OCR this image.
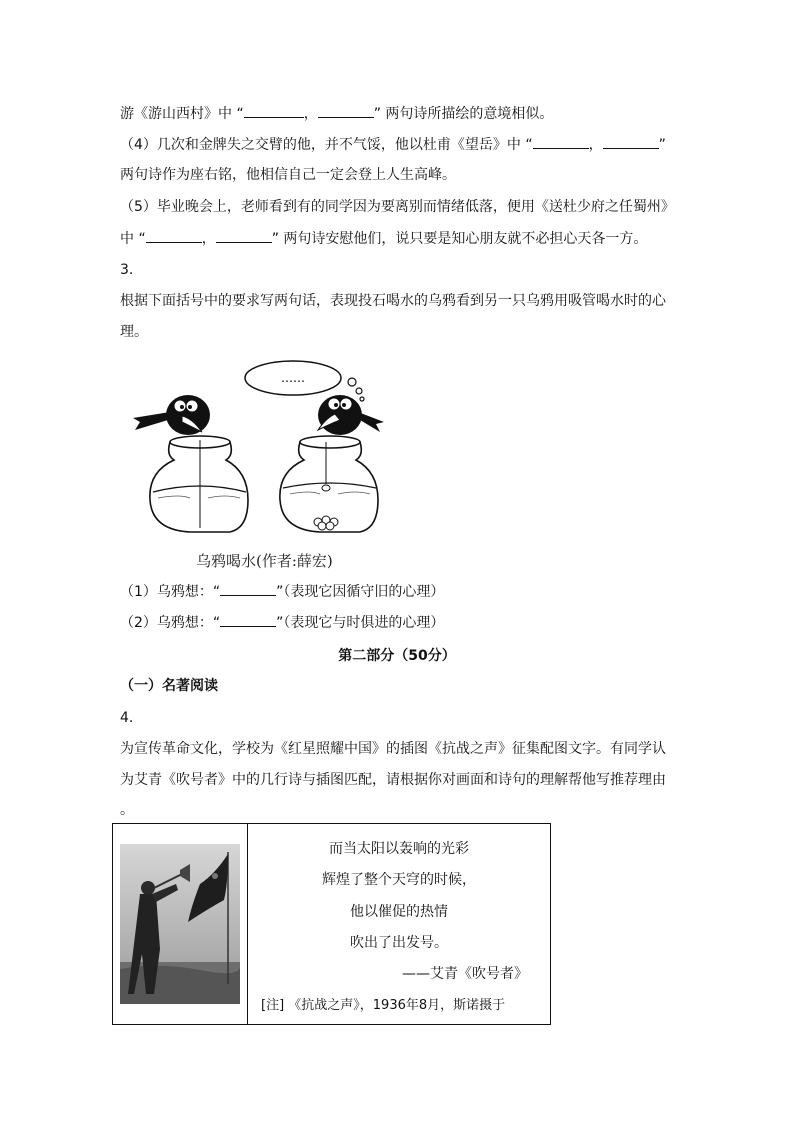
游《游山西村》中 “	，	” 两句诗所描绘的意境相似。
（4）几次和金牌失之交臂的他，并不气馁，他以杜甫《望岳》中 “	，	”
两句诗作为座右铭，他相信自己一定会登上人生高峰。
（5）毕业晚会上，老师看到有的同学因为要离别而情绪低落，便用《送杜少府之任蜀州》
中 “	，	” 两句诗安慰他们，说只要是知心朋友就不必担心天各一方。
3.
根据下面括号中的要求写两句话，表现投石喝水的乌鸦看到另一只乌鸦用吸管喝水时的心
理。
……
乌鸦喝水(作者:薛宏)
（1）乌鸦想：“	”（表现它因循守旧的心理）
（2）乌鸦想：“	”（表现它与时俱进的心理）
第二部分（50分）
（一）名著阅读
4.
为宣传革命文化，学校为《红星照耀中国》的插图《抗战之声》征集配图文字。有同学认
为艾青《吹号者》中的几行诗与插图匹配，请根据你对画面和诗句的理解帮他写推荐理由
。
而当太阳以轰响的光彩
辉煌了整个天穹的时候，
他以催促的热情
吹出了出发号。
——艾青《吹号者》
[注] 《抗战之声》，1936年8月，斯诺摄于
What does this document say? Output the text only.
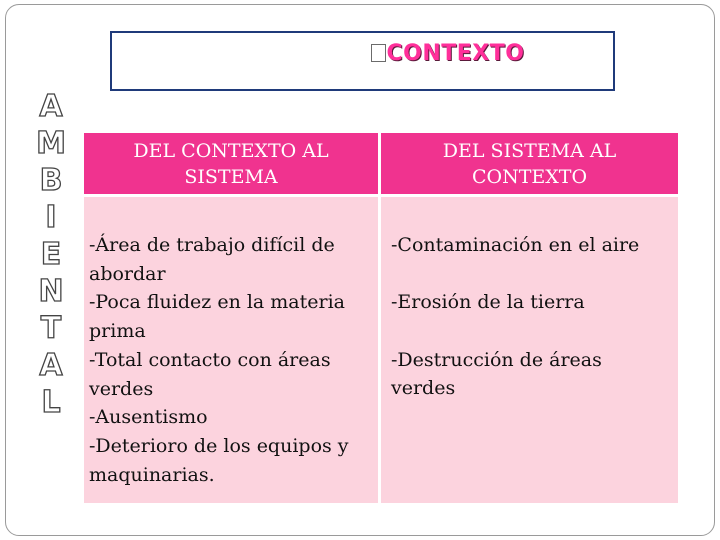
CONTEXTO
A
M
B
I
E
N
T
A
L
DEL CONTEXTO AL SISTEMA
DEL SISTEMA AL CONTEXTO
-Área de trabajo difícil de abordar
-Poca fluidez en la materia prima
-Total contacto con áreas verdes
-Ausentismo
-Deterioro de los equipos y maquinarias.
-Contaminación en el aire
-Erosión de la tierra
-Destrucción de áreas verdes
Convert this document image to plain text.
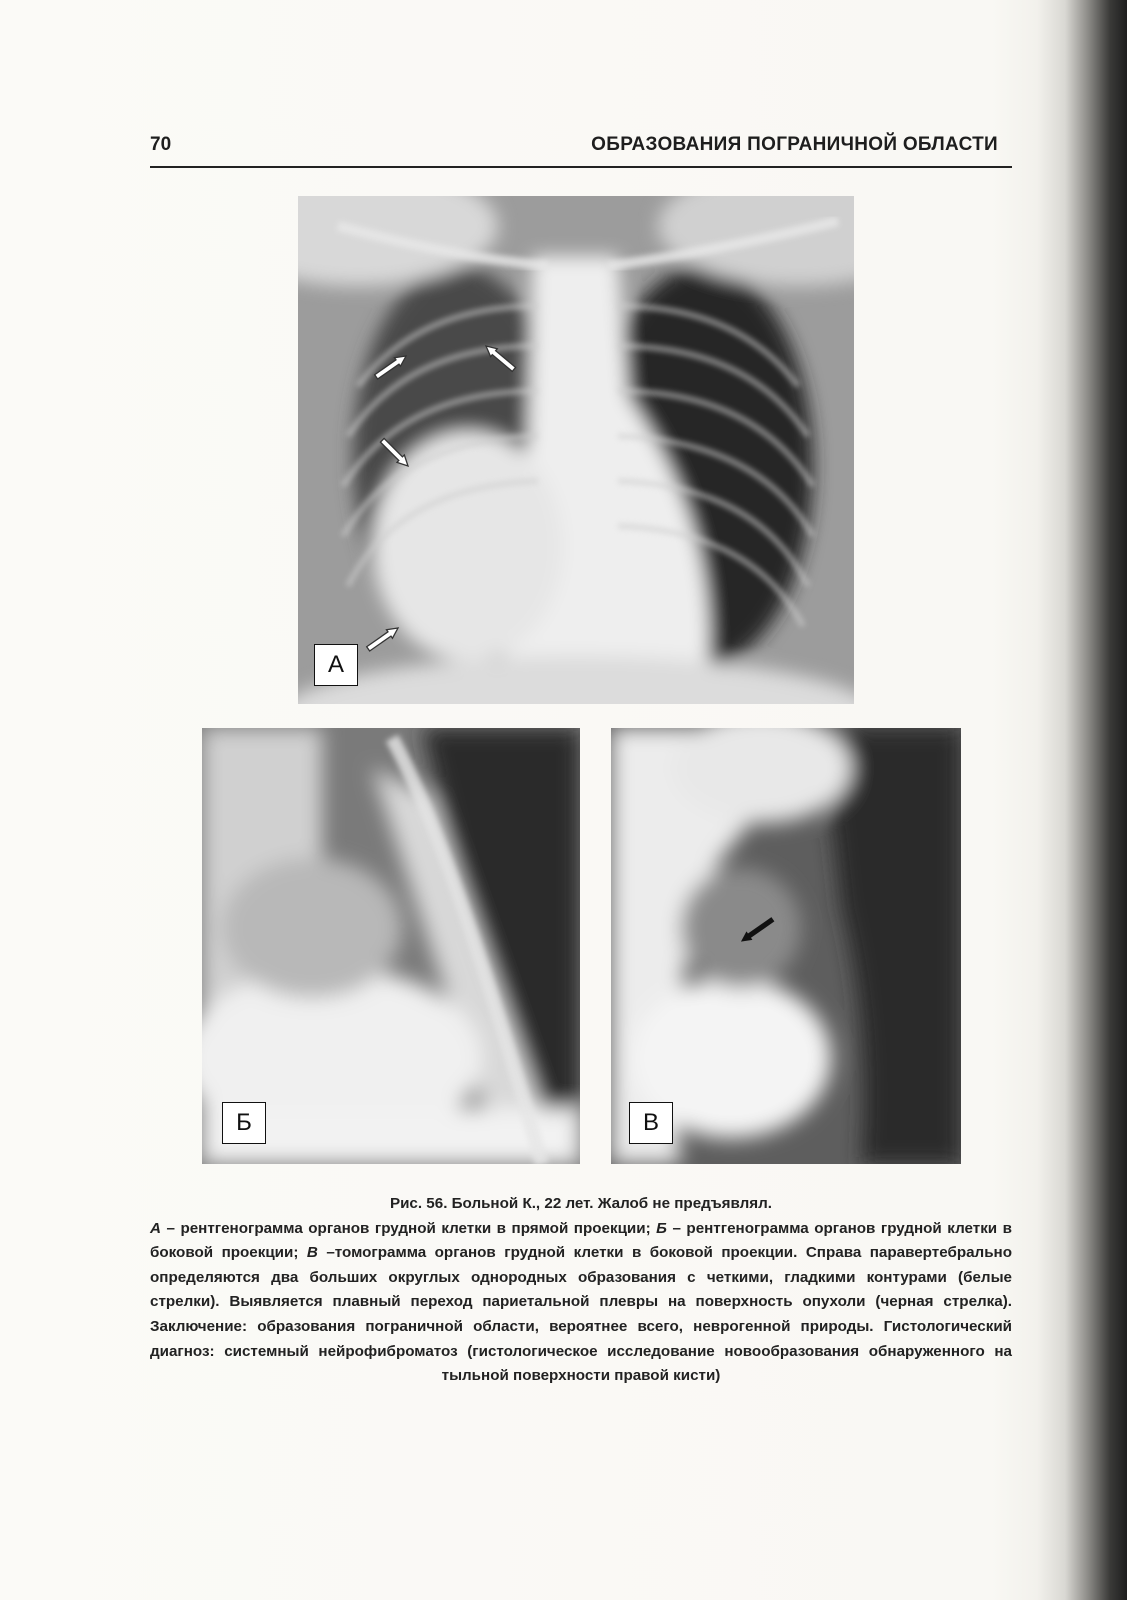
70	ОБРАЗОВАНИЯ ПОГРАНИЧНОЙ ОБЛАСТИ
А
Б	В
Рис. 56. Больной К., 22 лет. Жалоб не предъявлял.
А – рентгенограмма органов грудной клетки в прямой проекции; Б – рентгенограмма органов грудной клетки в боковой проекции; В –томограмма органов грудной клетки в боковой проекции. Справа паравертебрально определяются два больших округлых однородных образования с четкими, гладкими контурами (белые стрелки). Выявляется плавный переход париетальной плевры на поверхность опухоли (черная стрелка). Заключение: образования пограничной области, вероятнее всего, неврогенной природы. Гистологический диагноз: системный нейрофиброматоз (гистологическое исследование новообразования обнаруженного на тыльной поверхности правой кисти)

-----

▶ What you need to do
Check each line of the records above for "document", and copy those that have it.

▶ Response below
What does this document say? Output the text only.
Convert this document image to plain text.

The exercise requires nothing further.